■ **WORK REQUIRED**
Find and return every line of the data that contains the word "épidermiques".

■ **DATA SUPPLIED**

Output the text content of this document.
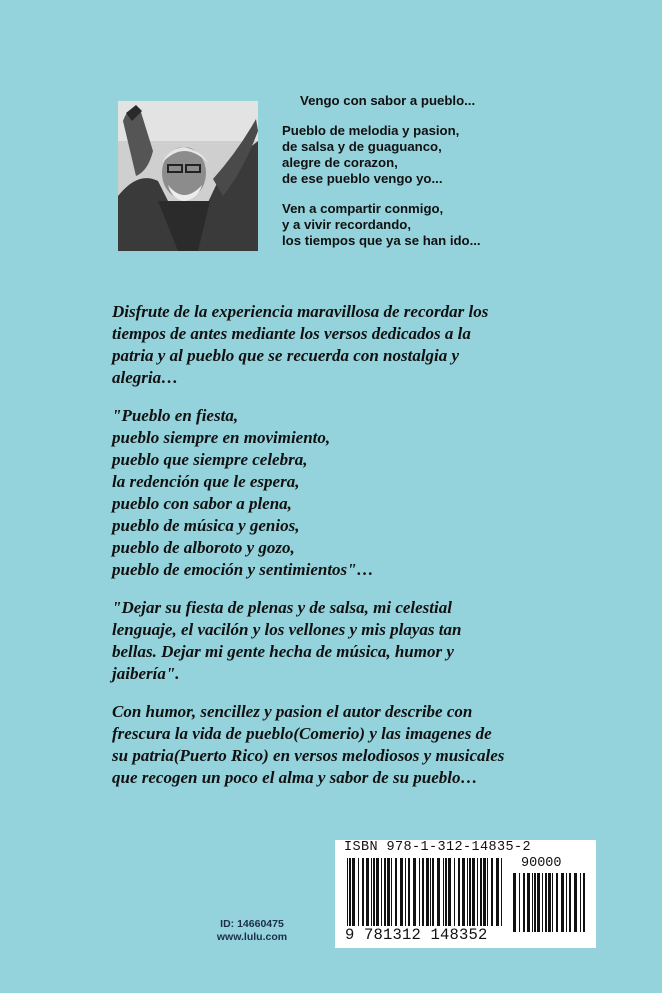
Vengo con sabor a pueblo...
Pueblo de melodia y pasion,
de salsa y de guaguanco,
alegre de corazon,
de ese pueblo vengo yo...
Ven a compartir conmigo,
y a vivir recordando,
los tiempos que ya se han ido...
Disfrute de la experiencia maravillosa de recordar los
tiempos de antes mediante los versos dedicados a la
patria y al pueblo que se recuerda con nostalgia y
alegria…
"Pueblo en fiesta,
pueblo siempre en movimiento,
pueblo que siempre celebra,
la redención que le espera,
pueblo con sabor a plena,
pueblo de música y genios,
pueblo de alboroto y gozo,
pueblo de emoción y sentimientos"…
"Dejar su fiesta de plenas y de salsa, mi celestial
lenguaje, el vacilón y los vellones y mis playas tan
bellas. Dejar mi gente hecha de música, humor y
jaibería".
Con humor, sencillez y pasion el autor describe con
frescura la vida de pueblo(Comerio) y las imagenes de
su patria(Puerto Rico) en versos melodiosos y musicales
que recogen un poco el alma y sabor de su pueblo…
ID: 14660475
www.lulu.com
ISBN 978-1-312-14835-2
90000
9 781312 148352
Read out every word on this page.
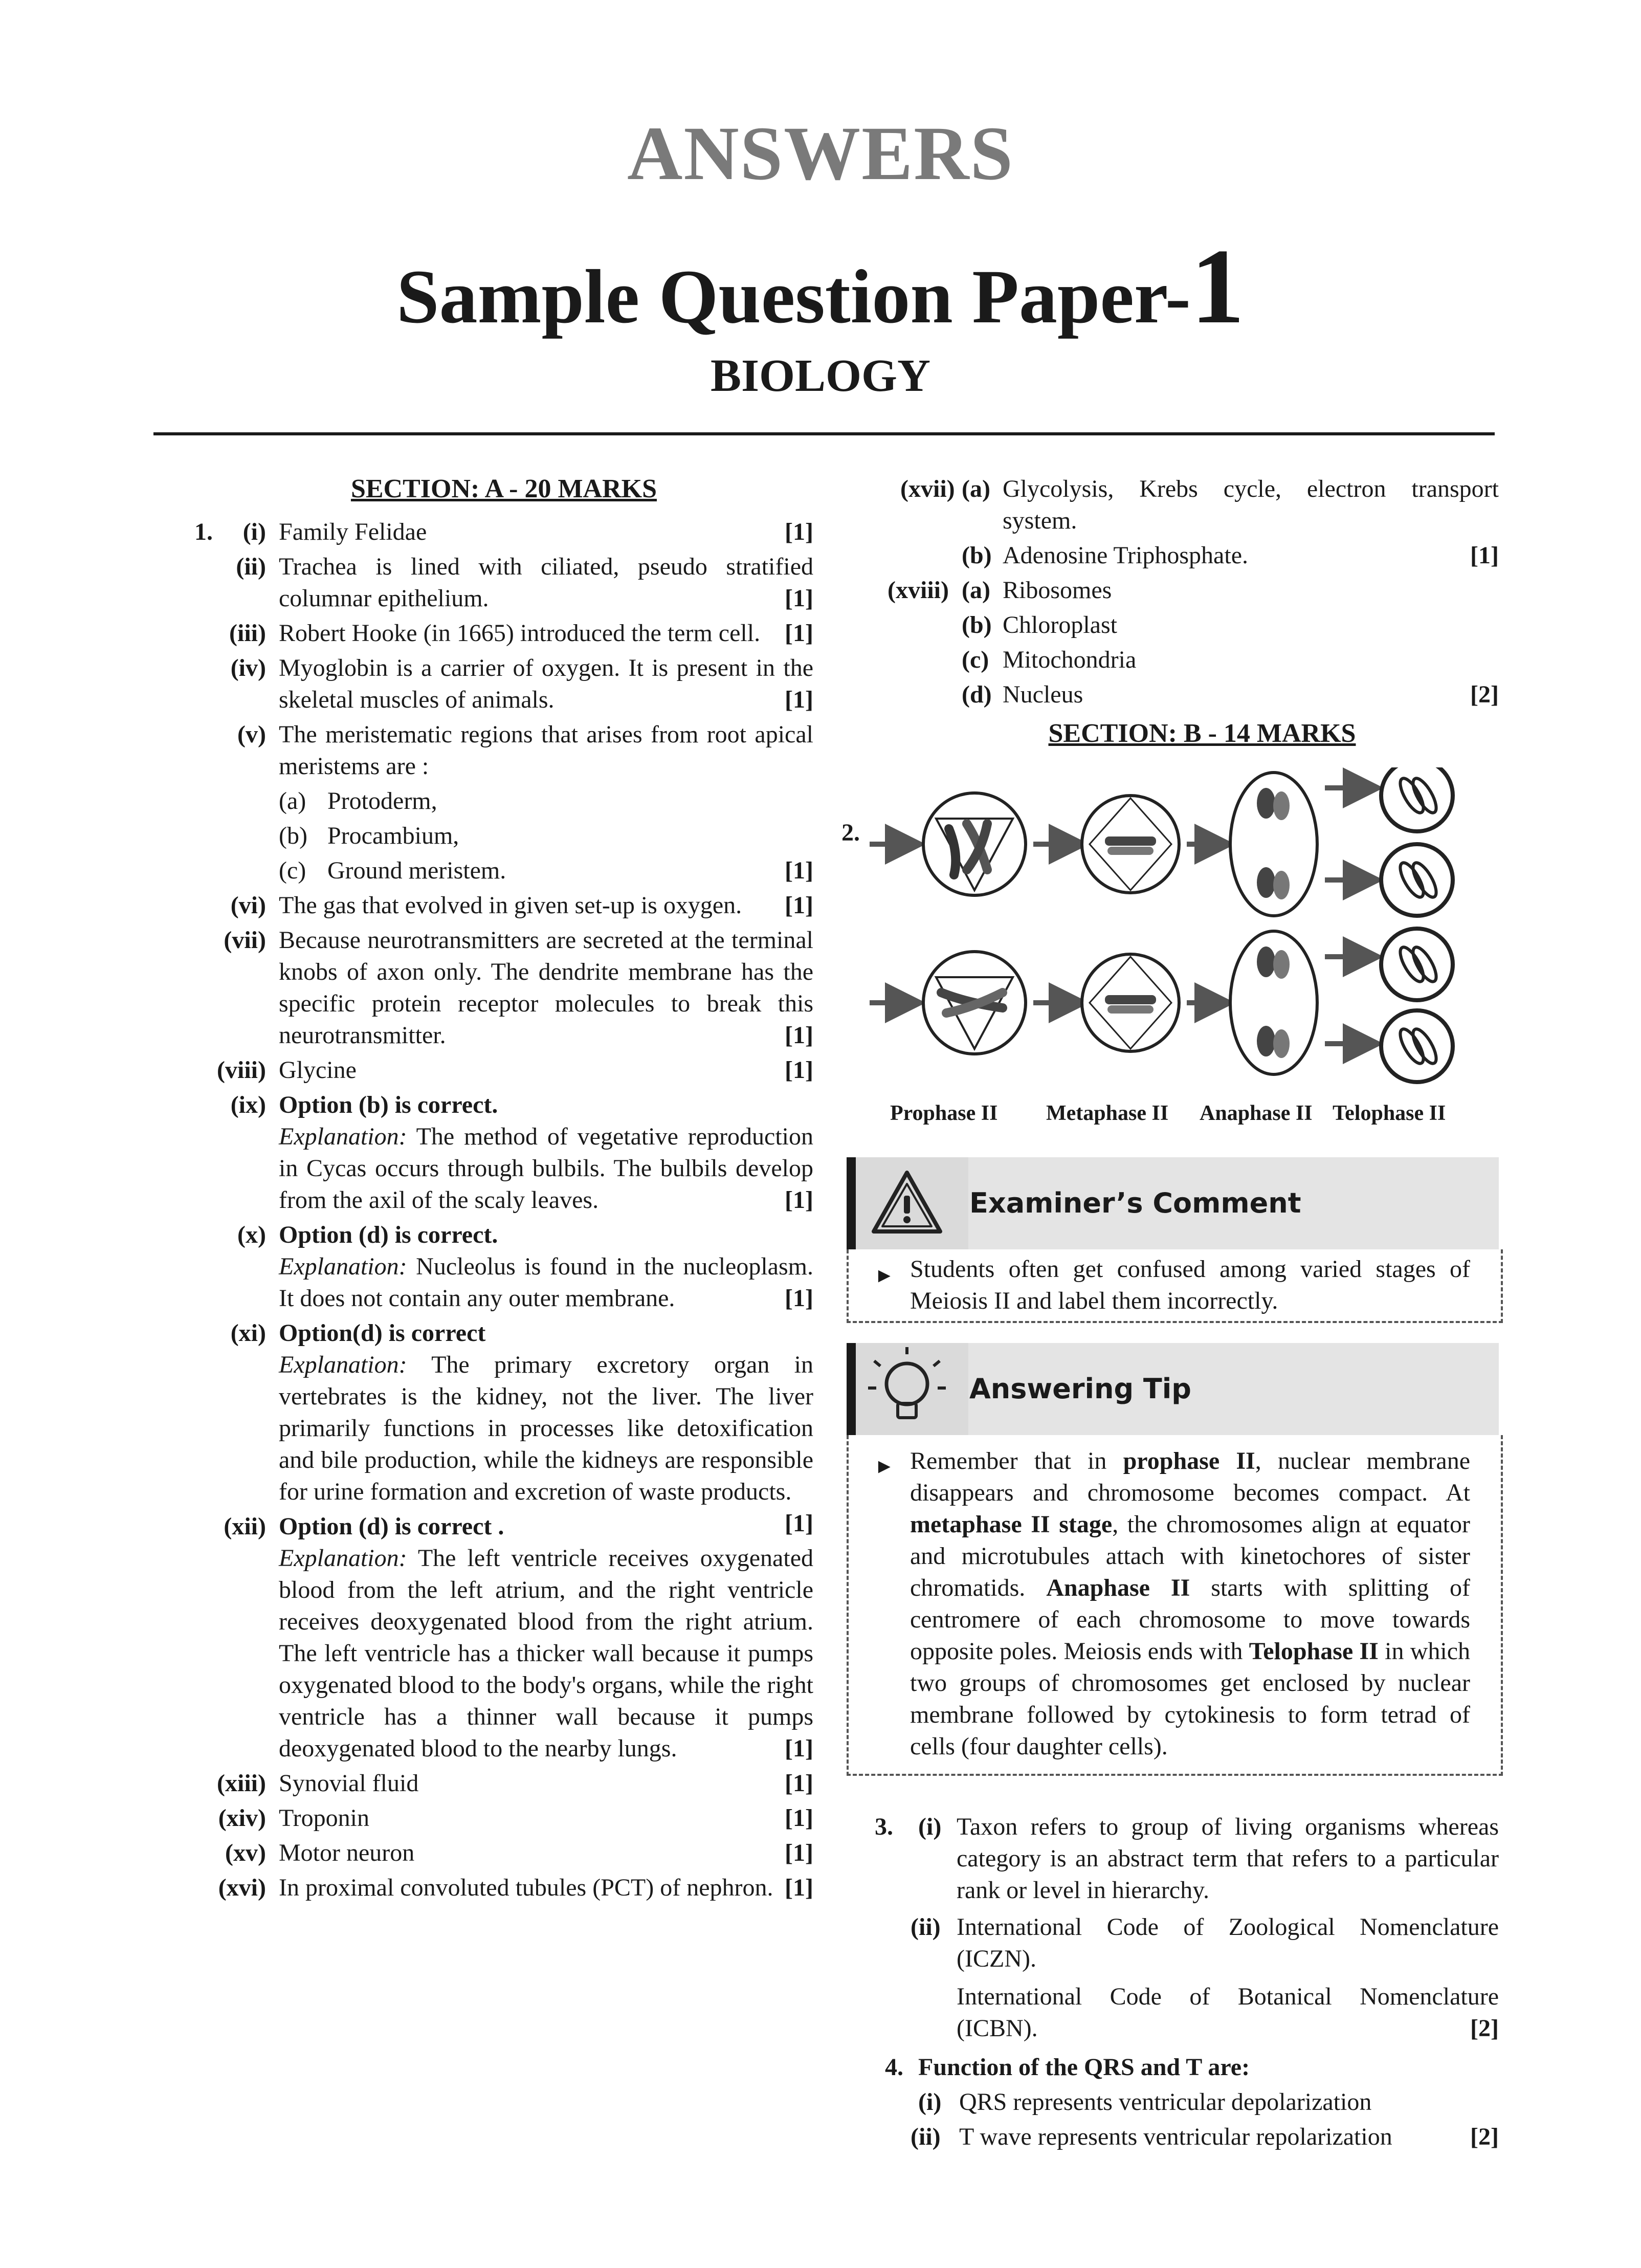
ANSWERS
Sample Question Paper-1
BIOLOGY
SECTION: A - 20 MARKS
1.	(i)	[1]
Family Felidae
(ii) Trachea is lined with ciliated, pseudo stratified columnar epithelium.	[1]
(iii) Robert Hooke (in 1665) introduced the term cell. [1]
(iv) Myoglobin is a carrier of oxygen. It is present in the skeletal muscles of animals.	[1]
(v) The meristematic regions that arises from root apical meristems are :
(a) Protoderm,
(b) Procambium,
(c)	[1]
Ground meristem.
(vi) The gas that evolved in given set-up is oxygen. [1]
(vii) Because neurotransmitters are secreted at the terminal knobs of axon only. The dendrite membrane has the specific protein receptor molecules to break this neurotransmitter.	[1]
(viii)	[1]
Glycine
(ix) Option (b) is correct.
Explanation: The method of vegetative reproduction in Cycas occurs through bulbils. The bulbils develop from the axil of the scaly leaves.	[1]
(x) Option (d) is correct.
Explanation: Nucleolus is found in the nucleoplasm. It does not contain any outer membrane.	[1]
(xi) Option(d) is correct
Explanation: The primary excretory organ in vertebrates is the kidney, not the liver. The liver primarily functions in processes like detoxification and bile production, while the kidneys are responsible for urine formation and excretion of waste products.
[1]
(xii) Option (d) is correct .
Explanation: The left ventricle receives oxygenated blood from the left atrium, and the right ventricle receives deoxygenated blood from the right atrium. The left ventricle has a thicker wall because it pumps oxygenated blood to the body's organs, while the right ventricle has a thinner wall because it pumps deoxygenated blood to the nearby lungs.	[1]
(xiii)	[1]
Synovial fluid
(xiv)	[1]
Troponin
(xv)	[1]
Motor neuron
(xvi) In proximal convoluted tubules (PCT) of nephron. [1]
(xvii) (a) Glycolysis, Krebs cycle, electron transport system.
(b)	[1]
Adenosine Triphosphate.
(xviii) (a) Ribosomes
(b) Chloroplast
(c) Mitochondria
(d)	[2]
Nucleus
SECTION: B - 14 MARKS
2.
Prophase II Metaphase II Anaphase II Telophase II
Examiner’s Comment
► Students often get confused among varied stages of Meiosis II and label them incorrectly.
Answering Tip
► Remember that in prophase II, nuclear membrane disappears and chromosome becomes compact. At metaphase II stage, the chromosomes align at equator and microtubules attach with kinetochores of sister chromatids. Anaphase II starts with splitting of centromere of each chromosome to move towards opposite poles. Meiosis ends with Telophase II in which two groups of chromosomes get enclosed by nuclear membrane followed by cytokinesis to form tetrad of cells (four daughter cells).
3. (i) Taxon refers to group of living organisms whereas category is an abstract term that refers to a particular rank or level in hierarchy.
(ii) International Code of Zoological Nomenclature (ICZN).
International Code of Botanical Nomenclature (ICBN).	[2]
4. Function of the QRS and T are:
(i) QRS represents ventricular depolarization
(ii)	[2]
T wave represents ventricular repolarization
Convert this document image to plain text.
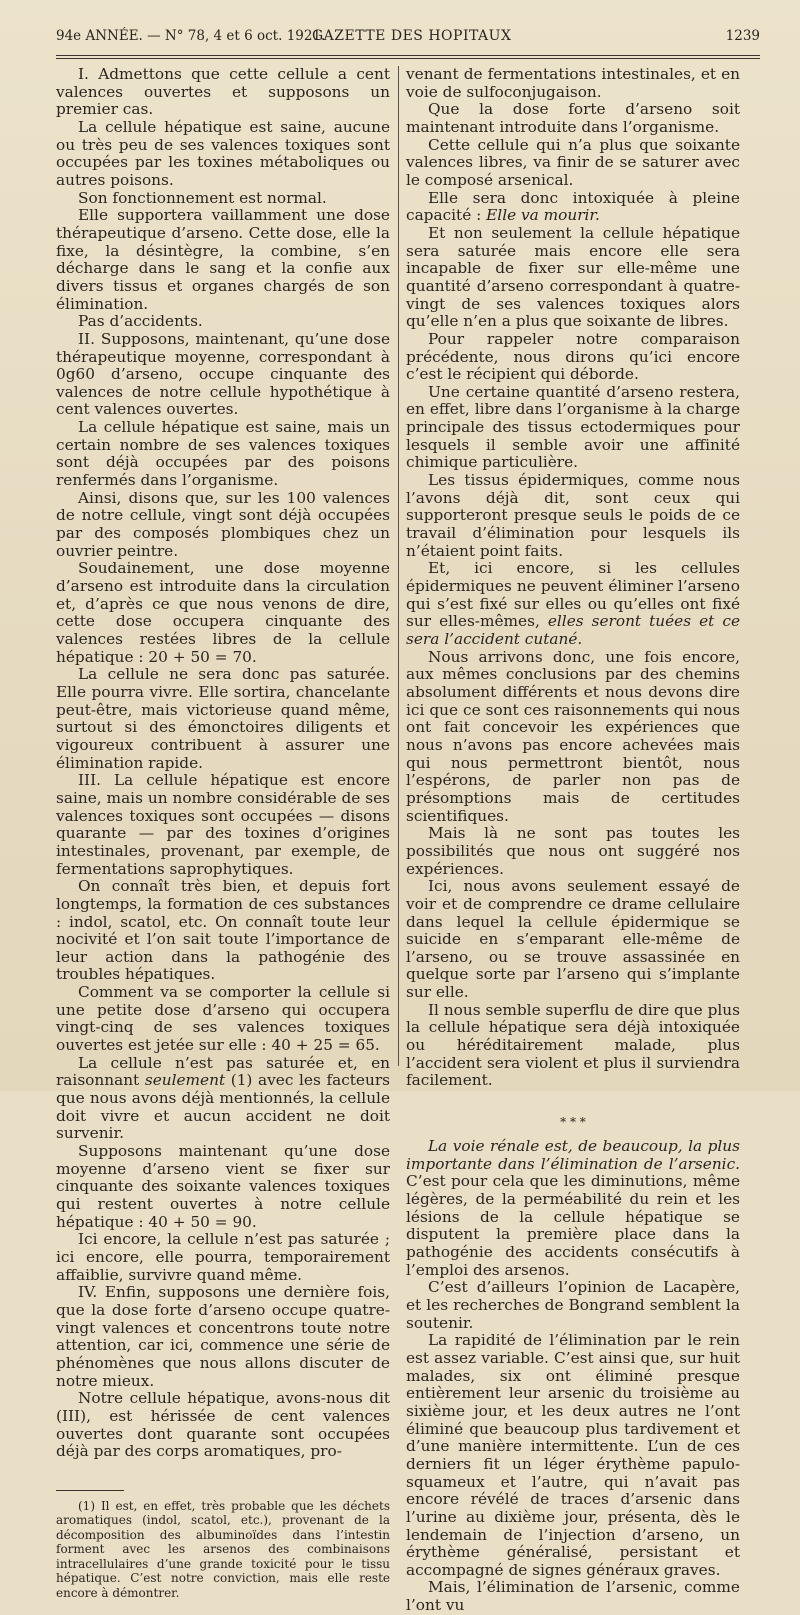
94e ANNÉE. — N° 78, 4 et 6 oct. 1921.
GAZETTE DES HOPITAUX	1239

I. Admettons que cette cellule a cent valences ouvertes et supposons un premier cas.

La cellule hépatique est saine, aucune ou très peu de ses valences toxiques sont occupées par les toxines métaboliques ou autres poisons.

Son fonctionnement est normal.

Elle supportera vaillamment une dose thérapeutique d’arseno. Cette dose, elle la fixe, la désintègre, la combine, s’en décharge dans le sang et la confie aux divers tissus et organes chargés de son élimination.

Pas d’accidents.

II. Supposons, maintenant, qu’une dose thérapeutique moyenne, correspondant à 0g60 d’arseno, occupe cinquante des valences de notre cellule hypothétique à cent valences ouvertes.

La cellule hépatique est saine, mais un certain nombre de ses valences toxiques sont déjà occupées par des poisons renfermés dans l’organisme.

Ainsi, disons que, sur les 100 valences de notre cellule, vingt sont déjà occupées par des composés plombiques chez un ouvrier peintre.

Soudainement, une dose moyenne d’arseno est introduite dans la circulation et, d’après ce que nous venons de dire, cette dose occupera cinquante des valences restées libres de la cellule hépatique : 20 + 50 = 70.

La cellule ne sera donc pas saturée. Elle pourra vivre. Elle sortira, chancelante peut-être, mais victorieuse quand même, surtout si des émonctoires diligents et vigoureux contribuent à assurer une élimination rapide.

III. La cellule hépatique est encore saine, mais un nombre considérable de ses valences toxiques sont occupées — disons quarante — par des toxines d’origines intestinales, provenant, par exemple, de fermentations saprophytiques.

On connaît très bien, et depuis fort longtemps, la formation de ces substances : indol, scatol, etc. On connaît toute leur nocivité et l’on sait toute l’importance de leur action dans la pathogénie des troubles hépatiques.

Comment va se comporter la cellule si une petite dose d’arseno qui occupera vingt-cinq de ses valences toxiques ouvertes est jetée sur elle : 40 + 25 = 65.

La cellule n’est pas saturée et, en raisonnant seulement (1) avec les facteurs que nous avons déjà mentionnés, la cellule doit vivre et aucun accident ne doit survenir.

Supposons maintenant qu’une dose moyenne d’arseno vient se fixer sur cinquante des soixante valences toxiques qui restent ouvertes à notre cellule hépatique : 40 + 50 = 90.

Ici encore, la cellule n’est pas saturée ; ici encore, elle pourra, temporairement affaiblie, survivre quand même.

IV. Enfin, supposons une dernière fois, que la dose forte d’arseno occupe quatre-vingt valences et concentrons toute notre attention, car ici, commence une série de phénomènes que nous allons discuter de notre mieux.

Notre cellule hépatique, avons-nous dit (III), est hérissée de cent valences ouvertes dont quarante sont occupées déjà par des corps aromatiques, pro-

(1) Il est, en effet, très probable que les déchets aromatiques (indol, scatol, etc.), provenant de la décomposition des albuminoïdes dans l’intestin forment avec les arsenos des combinaisons intracellulaires d’une grande toxicité pour le tissu hépatique. C’est notre conviction, mais elle reste encore à démontrer.

venant de fermentations intestinales, et en voie de sulfoconjugaison.

Que la dose forte d’arseno soit maintenant introduite dans l’organisme.

Cette cellule qui n’a plus que soixante valences libres, va finir de se saturer avec le composé arsenical.

Elle sera donc intoxiquée à pleine capacité : Elle va mourir.

Et non seulement la cellule hépatique sera saturée mais encore elle sera incapable de fixer sur elle-même une quantité d’arseno correspondant à quatre-vingt de ses valences toxiques alors qu’elle n’en a plus que soixante de libres.

Pour rappeler notre comparaison précédente, nous dirons qu’ici encore c’est le récipient qui déborde.

Une certaine quantité d’arseno restera, en effet, libre dans l’organisme à la charge principale des tissus ectodermiques pour lesquels il semble avoir une affinité chimique particulière.

Les tissus épidermiques, comme nous l’avons déjà dit, sont ceux qui supporteront presque seuls le poids de ce travail d’élimination pour lesquels ils n’étaient point faits.

Et, ici encore, si les cellules épidermiques ne peuvent éliminer l’arseno qui s’est fixé sur elles ou qu’elles ont fixé sur elles-mêmes, elles seront tuées et ce sera l’accident cutané.

Nous arrivons donc, une fois encore, aux mêmes conclusions par des chemins absolument différents et nous devons dire ici que ce sont ces raisonnements qui nous ont fait concevoir les expériences que nous n’avons pas encore achevées mais qui nous permettront bientôt, nous l’espérons, de parler non pas de présomptions mais de certitudes scientifiques.

Mais là ne sont pas toutes les possibilités que nous ont suggéré nos expériences.

Ici, nous avons seulement essayé de voir et de comprendre ce drame cellulaire dans lequel la cellule épidermique se suicide en s’emparant elle-même de l’arseno, ou se trouve assassinée en quelque sorte par l’arseno qui s’implante sur elle.

Il nous semble superflu de dire que plus la cellule hépatique sera déjà intoxiquée ou héréditairement malade, plus l’accident sera violent et plus il surviendra facilement.

* * *

La voie rénale est, de beaucoup, la plus importante dans l’élimination de l’arsenic. C’est pour cela que les diminutions, même légères, de la perméabilité du rein et les lésions de la cellule hépatique se disputent la première place dans la pathogénie des accidents consécutifs à l’emploi des arsenos.

C’est d’ailleurs l’opinion de Lacapère, et les recherches de Bongrand semblent la soutenir.

La rapidité de l’élimination par le rein est assez variable. C’est ainsi que, sur huit malades, six ont éliminé presque entièrement leur arsenic du troisième au sixième jour, et les deux autres ne l’ont éliminé que beaucoup plus tardivement et d’une manière intermittente. L’un de ces derniers fit un léger érythème papulo-squameux et l’autre, qui n’avait pas encore révélé de traces d’arsenic dans l’urine au dixième jour, présenta, dès le lendemain de l’injection d’arseno, un érythème généralisé, persistant et accompagné de signes généraux graves.

Mais, l’élimination de l’arsenic, comme l’ont vu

■ **RESULT FOR THIS EXERCISE**
Les tissus épidermiques, comme nous l’avons déjà dit, sont ceux qui supporteront presque seuls le poids de ce travail d’élimination pour lesquels ils n’étaient point faits.
Et, ici encore, si les cellules épidermiques ne peuvent éliminer l’arseno qui s’est fixé sur elles ou qu’elles ont fixé sur elles-mêmes, elles seront tuées et ce sera l’accident cutané.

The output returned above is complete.